### Required task
Repeat the full listing, word for word.

........

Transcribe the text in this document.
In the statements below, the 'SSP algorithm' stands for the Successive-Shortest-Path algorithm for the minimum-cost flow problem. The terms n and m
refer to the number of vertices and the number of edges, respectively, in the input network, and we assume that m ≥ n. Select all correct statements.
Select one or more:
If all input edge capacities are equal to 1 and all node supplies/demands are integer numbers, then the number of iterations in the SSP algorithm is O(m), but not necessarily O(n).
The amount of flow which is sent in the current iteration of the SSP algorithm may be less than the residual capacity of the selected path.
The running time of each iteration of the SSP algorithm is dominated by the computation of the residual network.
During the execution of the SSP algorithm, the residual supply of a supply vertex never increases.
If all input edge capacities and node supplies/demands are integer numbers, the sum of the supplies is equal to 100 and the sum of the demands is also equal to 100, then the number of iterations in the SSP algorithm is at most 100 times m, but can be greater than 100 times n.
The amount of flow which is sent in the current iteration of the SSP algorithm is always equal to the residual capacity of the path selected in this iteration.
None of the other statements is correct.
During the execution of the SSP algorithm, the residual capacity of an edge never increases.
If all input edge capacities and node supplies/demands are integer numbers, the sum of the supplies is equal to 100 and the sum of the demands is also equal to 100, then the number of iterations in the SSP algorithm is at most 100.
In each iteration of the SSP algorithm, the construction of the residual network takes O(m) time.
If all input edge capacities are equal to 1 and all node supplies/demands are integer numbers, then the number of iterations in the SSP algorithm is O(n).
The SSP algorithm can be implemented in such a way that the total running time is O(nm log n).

........

### Complete answer
Transcribe the text in this document.
In the statements below, the 'SSP algorithm' stands for the Successive-Shortest-Path algorithm for the minimum-cost flow problem. The terms n and m
refer to the number of vertices and the number of edges, respectively, in the input network, and we assume that m ≥ n. Select all correct statements.
Select one or more:
If all input edge capacities are equal to 1 and all node supplies/demands are integer numbers, then the number of iterations in the SSP algorithm is O(m), but not necessarily O(n).
The amount of flow which is sent in the current iteration of the SSP algorithm may be less than the residual capacity of the selected path.
The running time of each iteration of the SSP algorithm is dominated by the computation of the residual network.
During the execution of the SSP algorithm, the residual supply of a supply vertex never increases.
If all input edge capacities and node supplies/demands are integer numbers, the sum of the supplies is equal to 100 and the sum of the demands is also equal to 100, then the number of iterations in the SSP algorithm is at most 100 times m, but can be greater than 100 times n.
The amount of flow which is sent in the current iteration of the SSP algorithm is always equal to the residual capacity of the path selected in this iteration.
None of the other statements is correct.
During the execution of the SSP algorithm, the residual capacity of an edge never increases.
If all input edge capacities and node supplies/demands are integer numbers, the sum of the supplies is equal to 100 and the sum of the demands is also equal to 100, then the number of iterations in the SSP algorithm is at most 100.
In each iteration of the SSP algorithm, the construction of the residual network takes O(m) time.
If all input edge capacities are equal to 1 and all node supplies/demands are integer numbers, then the number of iterations in the SSP algorithm is O(n).
The SSP algorithm can be implemented in such a way that the total running time is O(nm log n).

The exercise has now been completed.